Aim:
Find all lines in the listing that include the word "تنبيه", then copy them.

Stored rows:
begin
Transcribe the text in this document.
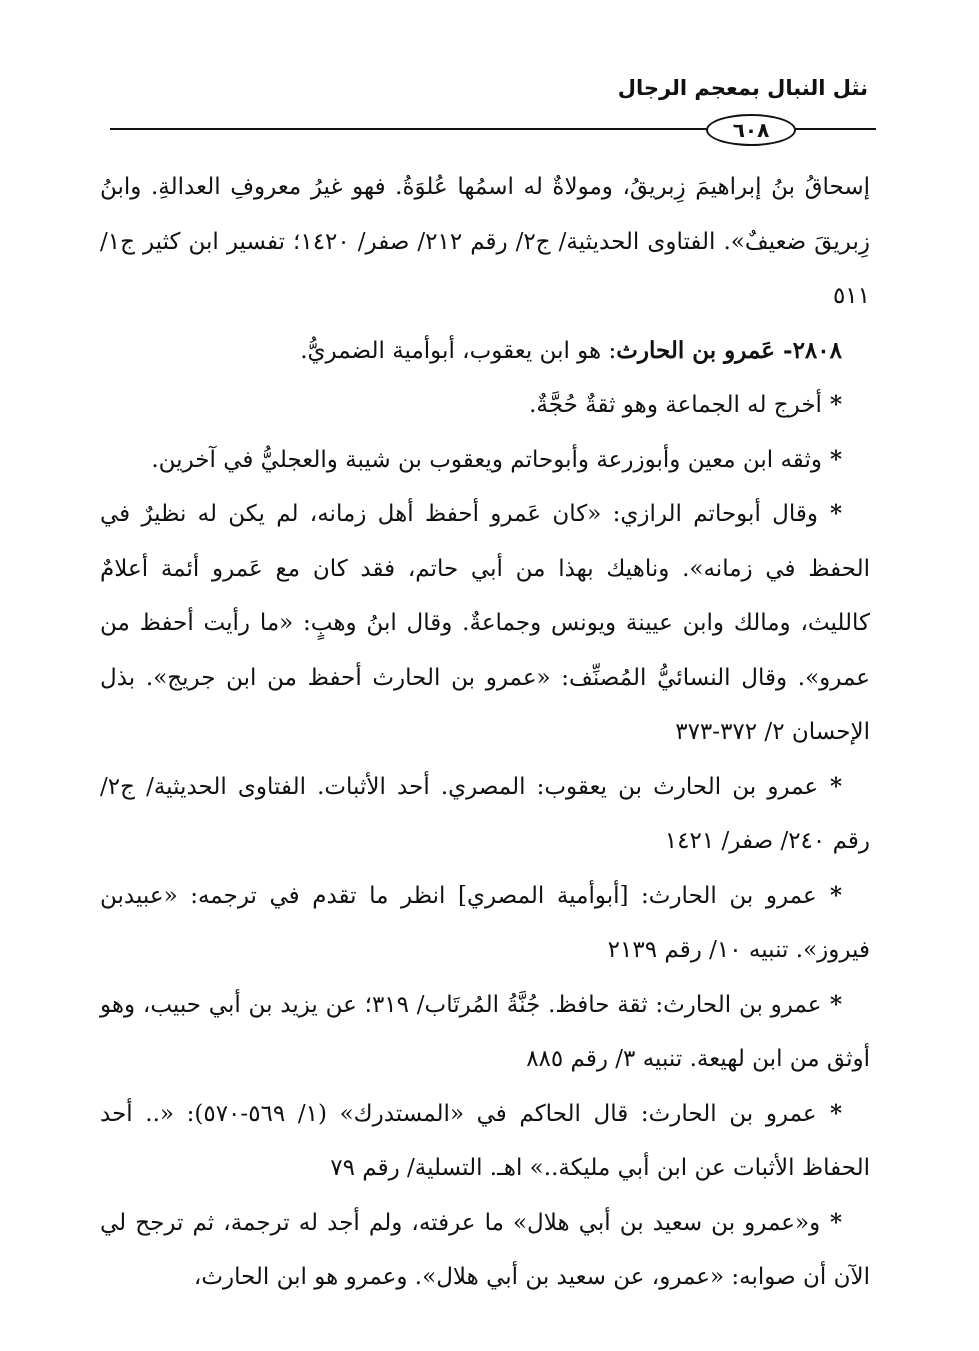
نثل النبال بمعجم الرجال
٦٠٨

إسحاقُ بنُ إبراهيمَ زِبريقُ، ومولاةٌ له اسمُها عُلوَةُ. فهو غيرُ معروفِ العدالةِ. وابنُ زِبريقَ ضعيفٌ». الفتاوى الحديثية/ ج٢/ رقم ٢١٢/ صفر/ ١٤٢٠؛ تفسير ابن كثير ج١/ ٥١١

٢٨٠٨- عَمرو بن الحارث: هو ابن يعقوب، أبوأمية الضمريُّ.

* أخرج له الجماعة وهو ثقةٌ حُجَّةٌ.

* وثقه ابن معين وأبوزرعة وأبوحاتم ويعقوب بن شيبة والعجليُّ في آخرين.

* وقال أبوحاتم الرازي: «كان عَمرو أحفظ أهل زمانه، لم يكن له نظيرٌ في الحفظ في زمانه». وناهيك بهذا من أبي حاتم، فقد كان مع عَمرو أئمة أعلامٌ كالليث، ومالك وابن عيينة ويونس وجماعةٌ. وقال ابنُ وهبٍ: «ما رأيت أحفظ من عمرو». وقال النسائيُّ المُصنِّف: «عمرو بن الحارث أحفظ من ابن جريج». بذل الإحسان ٢/ ٣٧٢-٣٧٣

* عمرو بن الحارث بن يعقوب: المصري. أحد الأثبات. الفتاوى الحديثية/ ج٢/ رقم ٢٤٠/ صفر/ ١٤٢١

* عمرو بن الحارث: [أبوأمية المصري] انظر ما تقدم في ترجمه: «عبيدبن فيروز». تنبيه ١٠/ رقم ٢١٣٩

* عمرو بن الحارث: ثقة حافظ. جُنَّةُ المُرتَاب/ ٣١٩؛ عن يزيد بن أبي حبيب، وهو أوثق من ابن لهيعة. تنبيه ٣/ رقم ٨٨٥

* عمرو بن الحارث: قال الحاكم في «المستدرك» (١/ ٥٦٩-٥٧٠): «.. أحد الحفاظ الأثبات عن ابن أبي مليكة..» اهـ. التسلية/ رقم ٧٩

* و«عمرو بن سعيد بن أبي هلال» ما عرفته، ولم أجد له ترجمة، ثم ترجح لي الآن أن صوابه: «عمرو، عن سعيد بن أبي هلال». وعمرو هو ابن الحارث،
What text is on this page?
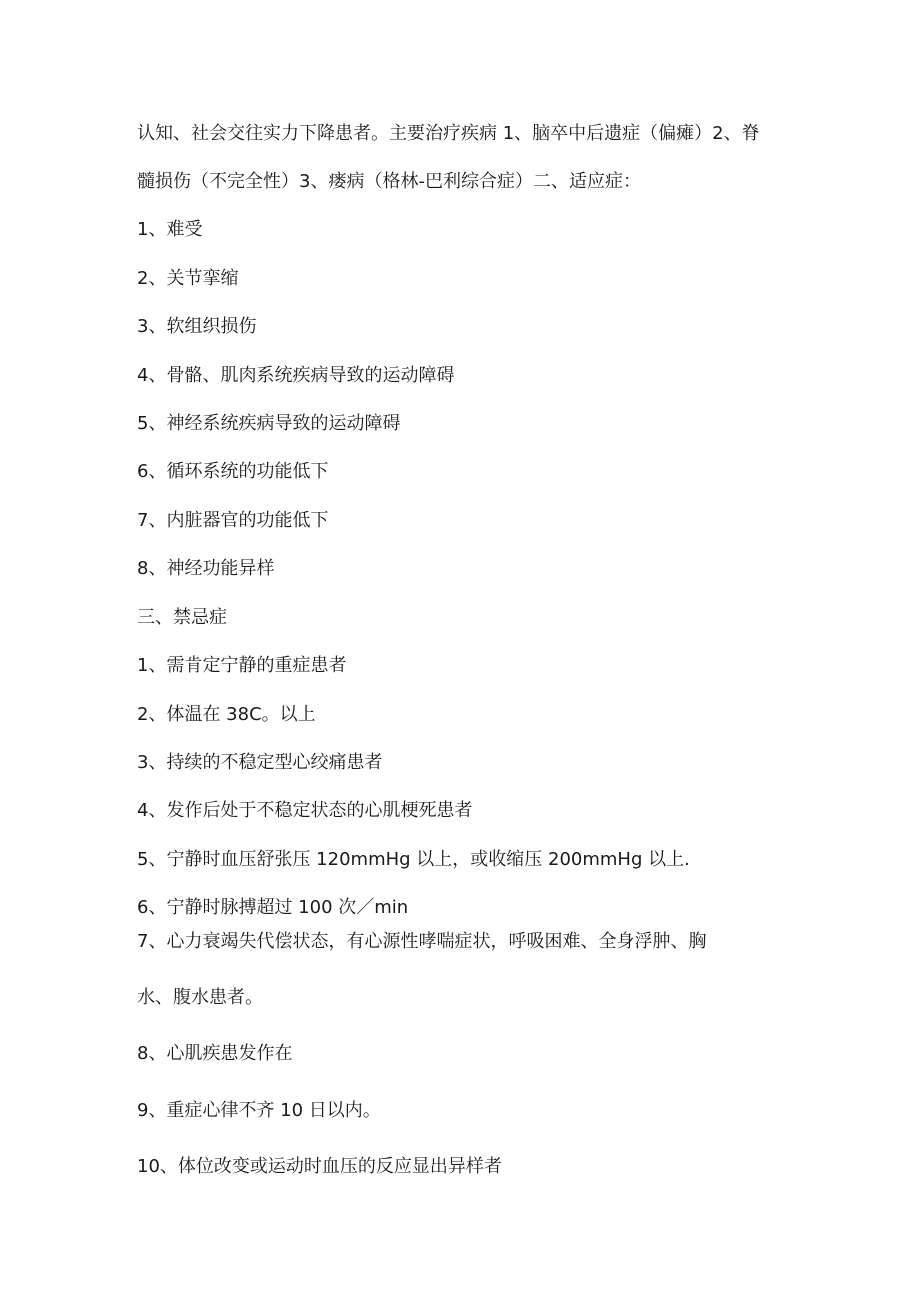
认知、社会交往实力下降患者。主要治疗疾病 1、脑卒中后遗症（偏瘫）2、脊
髓损伤（不完全性）3、瘘病（格林-巴利综合症）二、适应症：
1、难受
2、关节挛缩
3、软组织损伤
4、骨骼、肌肉系统疾病导致的运动障碍
5、神经系统疾病导致的运动障碍
6、循环系统的功能低下
7、内脏器官的功能低下
8、神经功能异样
三、禁忌症
1、需肯定宁静的重症患者
2、体温在 38C。以上
3、持续的不稳定型心绞痛患者
4、发作后处于不稳定状态的心肌梗死患者
5、宁静时血压舒张压 120mmHg 以上，或收缩压 200mmHg 以上.
6、宁静时脉搏超过 100 次／min
7、心力衰竭失代偿状态，有心源性哮喘症状，呼吸困难、全身浮肿、胸
水、腹水患者。
8、心肌疾患发作在
9、重症心律不齐 10 日以内。
10、体位改变或运动时血压的反应显出异样者
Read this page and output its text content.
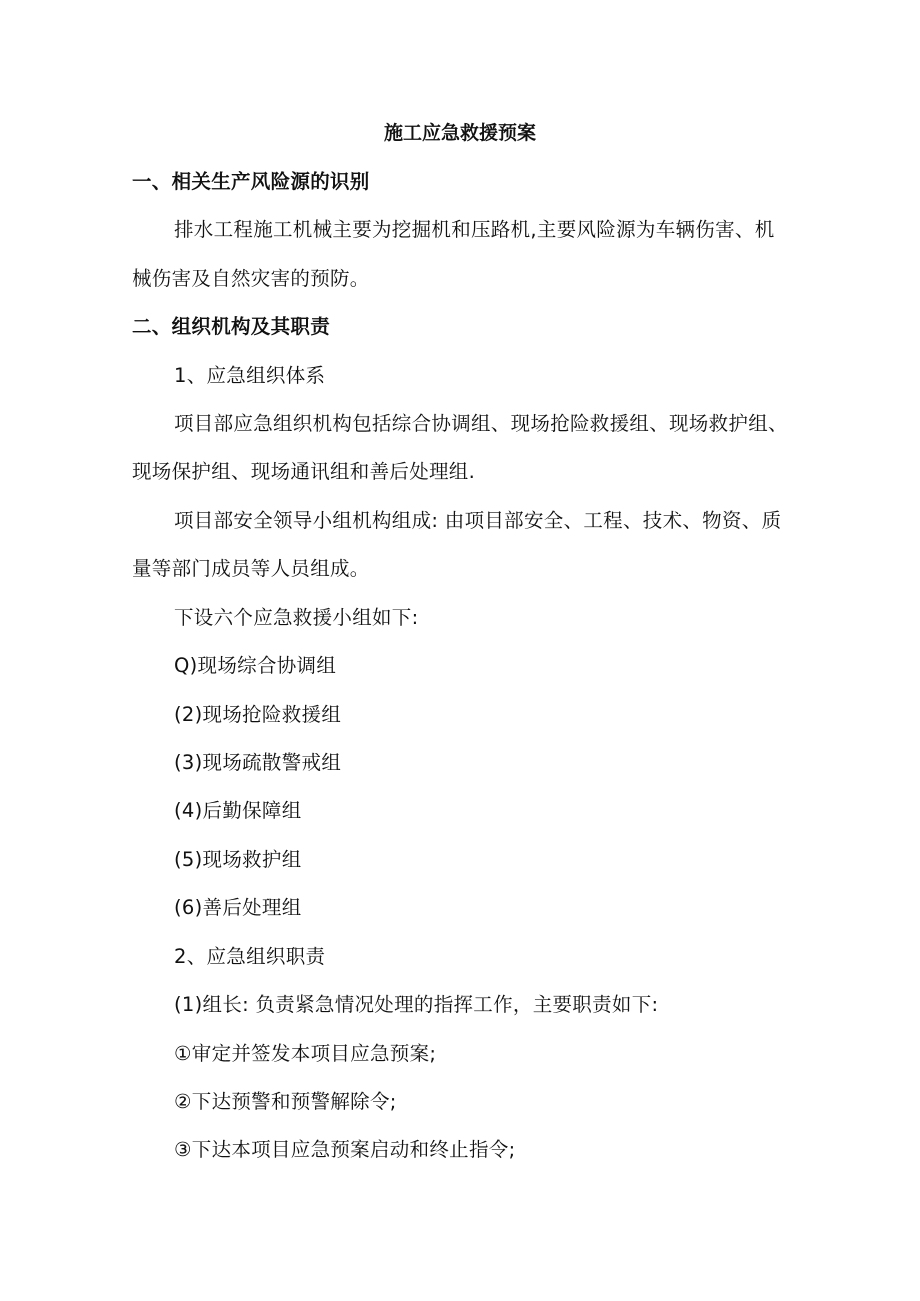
施工应急救援预案
一、相关生产风险源的识别
排水工程施工机械主要为挖掘机和压路机,主要风险源为车辆伤害、机
械伤害及自然灾害的预防。
二、组织机构及其职责
1、应急组织体系
项目部应急组织机构包括综合协调组、现场抢险救援组、现场救护组、
现场保护组、现场通讯组和善后处理组.
项目部安全领导小组机构组成: 由项目部安全、工程、技术、物资、质
量等部门成员等人员组成。
下设六个应急救援小组如下:
Q)现场综合协调组
(2)现场抢险救援组
(3)现场疏散警戒组
(4)后勤保障组
(5)现场救护组
(6)善后处理组
2、应急组织职责
(1)组长: 负责紧急情况处理的指挥工作，主要职责如下:
①审定并签发本项目应急预案;
②下达预警和预警解除令;
③下达本项目应急预案启动和终止指令;
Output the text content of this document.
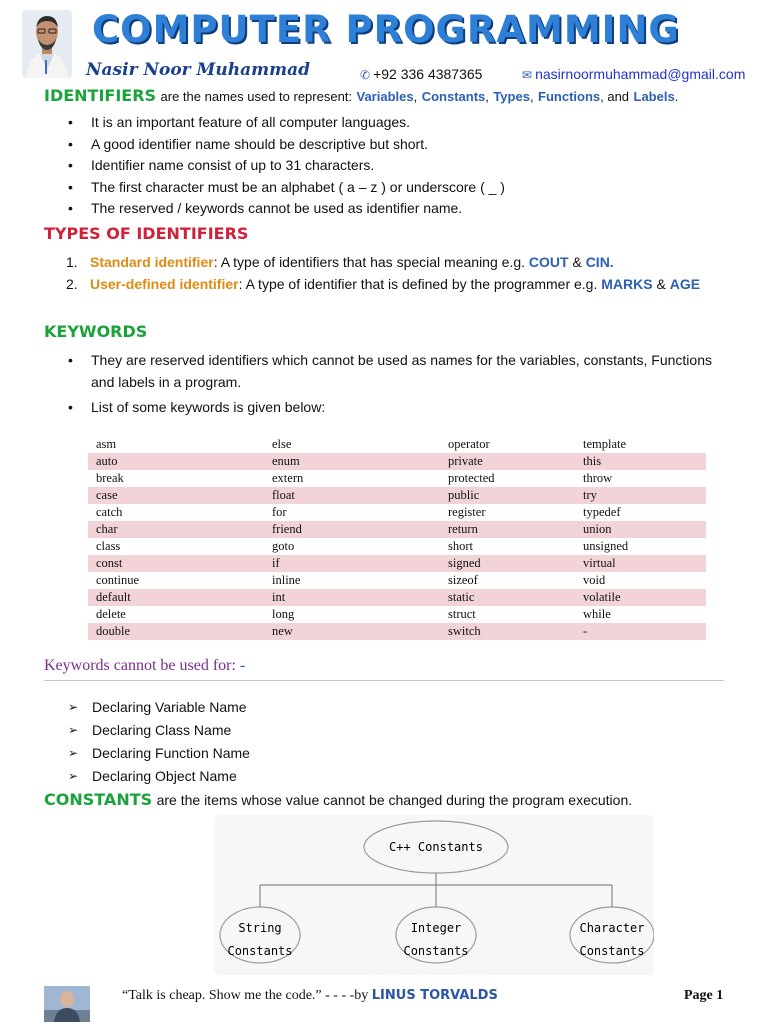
COMPUTER PROGRAMMING
Nasir Noor Muhammad	✆ +92 336 4387365	✉ nasirnoormuhammad@gmail.com
IDENTIFIERS are the names used to represent: Variables, Constants, Types, Functions, and Labels.
• It is an important feature of all computer languages.
• A good identifier name should be descriptive but short.
• Identifier name consist of up to 31 characters.
• The first character must be an alphabet ( a – z ) or underscore ( _ )
• The reserved / keywords cannot be used as identifier name.
TYPES OF IDENTIFIERS
1. Standard identifier: A type of identifiers that has special meaning e.g. COUT & CIN.
2. User-defined identifier: A type of identifier that is defined by the programmer e.g. MARKS & AGE
KEYWORDS
• They are reserved identifiers which cannot be used as names for the variables, constants, Functions and labels in a program.
• List of some keywords is given below:
asm	else	operator	template
auto	enum	private	this
break	extern	protected	throw
case	float	public	try
catch	for	register	typedef
char	friend	return	union
class	goto	short	unsigned
const	if	signed	virtual
continue	inline	sizeof	void
default	int	static	volatile
delete	long	struct	while
double	new	switch	-
Keywords cannot be used for: -
➢ Declaring Variable Name
➢ Declaring Class Name
➢ Declaring Function Name
➢ Declaring Object Name
CONSTANTS are the items whose value cannot be changed during the program execution.
C++ Constants
String
Constants
Integer
Constants
Character
Constants
“Talk is cheap. Show me the code.” - - - -by LINUS TORVALDS	Page 1
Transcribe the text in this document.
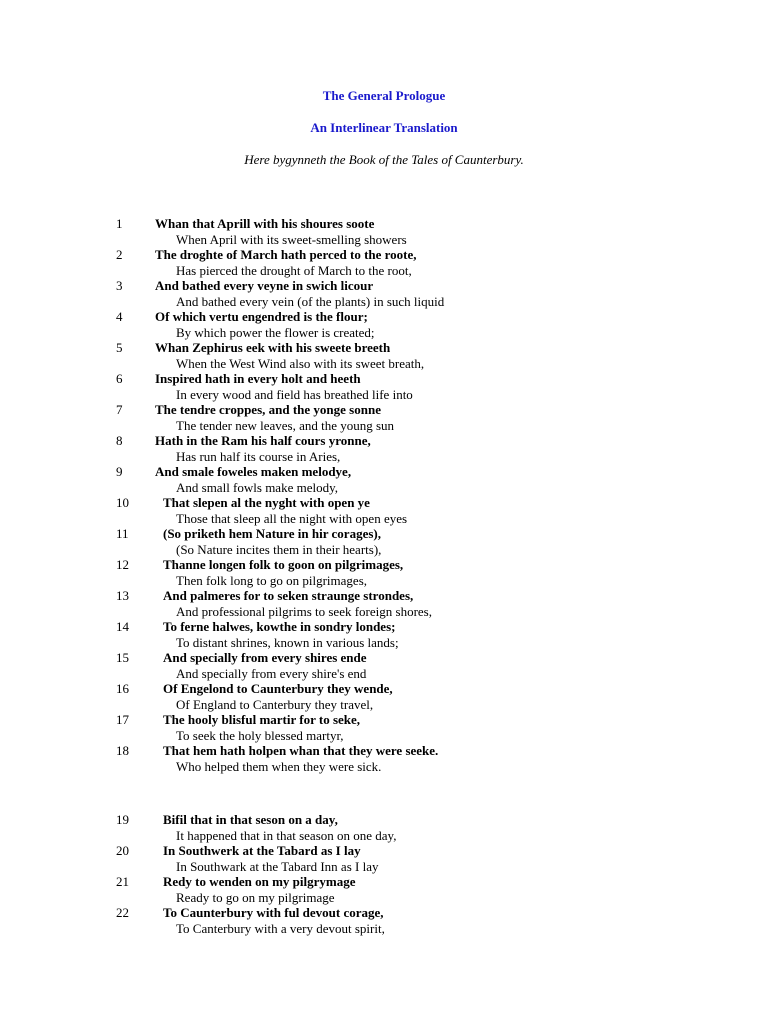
The General Prologue
An Interlinear Translation
Here bygynneth the Book of the Tales of Caunterbury.
1	Whan that Aprill with his shoures soote
When April with its sweet-smelling showers
2	The droghte of March hath perced to the roote,
Has pierced the drought of March to the root,
3	And bathed every veyne in swich licour
And bathed every vein (of the plants) in such liquid
4	Of which vertu engendred is the flour;
By which power the flower is created;
5	Whan Zephirus eek with his sweete breeth
When the West Wind also with its sweet breath,
6	Inspired hath in every holt and heeth
In every wood and field has breathed life into
7	The tendre croppes, and the yonge sonne
The tender new leaves, and the young sun
8	Hath in the Ram his half cours yronne,
Has run half its course in Aries,
9	And smale foweles maken melodye,
And small fowls make melody,
10	That slepen al the nyght with open ye
Those that sleep all the night with open eyes
11	(So priketh hem Nature in hir corages),
(So Nature incites them in their hearts),
12	Thanne longen folk to goon on pilgrimages,
Then folk long to go on pilgrimages,
13	And palmeres for to seken straunge strondes,
And professional pilgrims to seek foreign shores,
14	To ferne halwes, kowthe in sondry londes;
To distant shrines, known in various lands;
15	And specially from every shires ende
And specially from every shire's end
16	Of Engelond to Caunterbury they wende,
Of England to Canterbury they travel,
17	The hooly blisful martir for to seke,
To seek the holy blessed martyr,
18	That hem hath holpen whan that they were seeke.
Who helped them when they were sick.
19	Bifil that in that seson on a day,
It happened that in that season on one day,
20	In Southwerk at the Tabard as I lay
In Southwark at the Tabard Inn as I lay
21	Redy to wenden on my pilgrymage
Ready to go on my pilgrimage
22	To Caunterbury with ful devout corage,
To Canterbury with a very devout spirit,
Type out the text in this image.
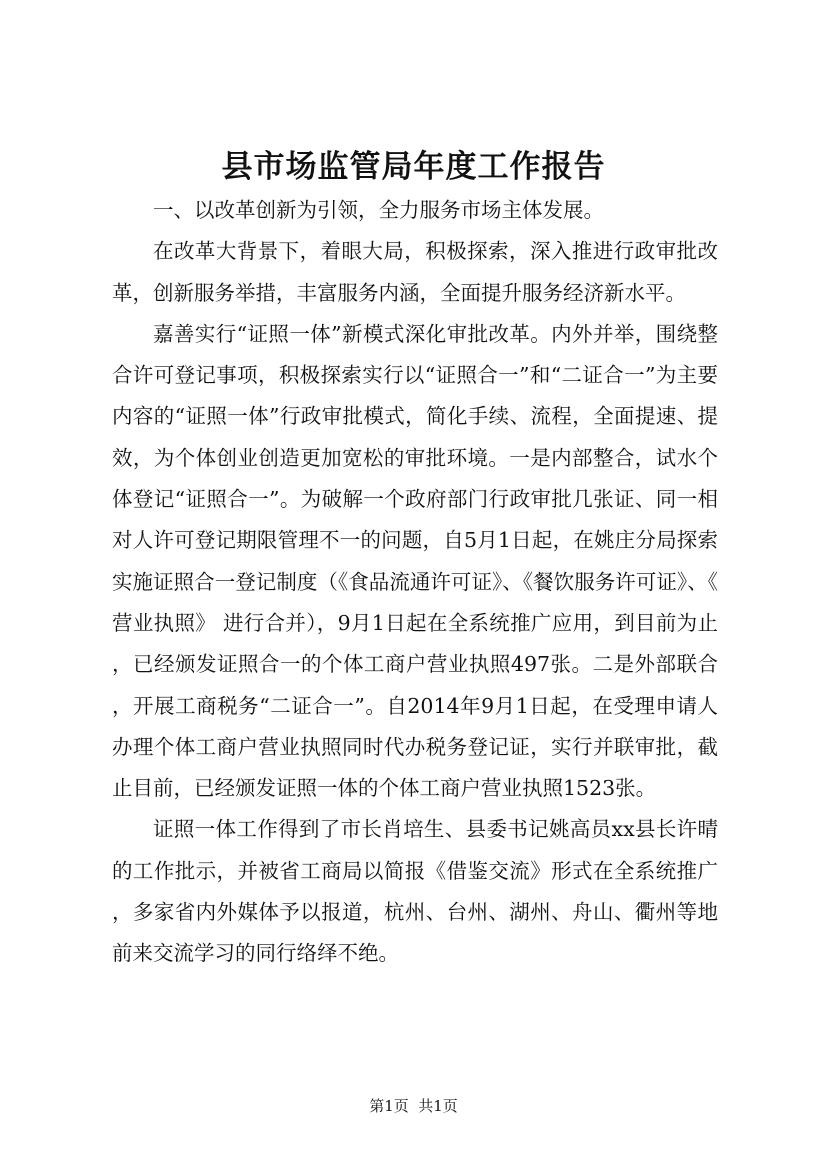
县市场监管局年度工作报告

一、以改革创新为引领，全力服务市场主体发展。

在改革大背景下，着眼大局，积极探索，深入推进行政审批改革，创新服务举措，丰富服务内涵，全面提升服务经济新水平。

嘉善实行“证照一体”新模式深化审批改革。内外并举，围绕整合许可登记事项，积极探索实行以“证照合一”和“二证合一”为主要内容的“证照一体”行政审批模式，简化手续、流程，全面提速、提效，为个体创业创造更加宽松的审批环境。一是内部整合，试水个体登记“证照合一”。为破解一个政府部门行政审批几张证、同一相对人许可登记期限管理不一的问题，自5月1日起，在姚庄分局探索实施证照合一登记制度（《食品流通许可证》、《餐饮服务许可证》、《营业执照》 进行合并），9月1日起在全系统推广应用，到目前为止，已经颁发证照合一的个体工商户营业执照497张。二是外部联合，开展工商税务“二证合一”。自2014年9月1日起，在受理申请人办理个体工商户营业执照同时代办税务登记证，实行并联审批，截止目前，已经颁发证照一体的个体工商户营业执照1523张。

证照一体工作得到了市长肖培生、县委书记姚高员xx县长许晴的工作批示，并被省工商局以简报《借鉴交流》形式在全系统推广，多家省内外媒体予以报道，杭州、台州、湖州、舟山、衢州等地前来交流学习的同行络绎不绝。

第1页  共1页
end
Problem solution:
* عمرو بن الحارث: [أبوأمية المصري] انظر ما تقدم في ترجمه: «عبيدبن فيروز». تنبيه ١٠/ رقم ٢١٣٩
* عمرو بن الحارث: ثقة حافظ. جُنَّةُ المُرتَاب/ ٣١٩؛ عن يزيد بن أبي حبيب، وهو أوثق من ابن لهيعة. تنبيه ٣/ رقم ٨٨٥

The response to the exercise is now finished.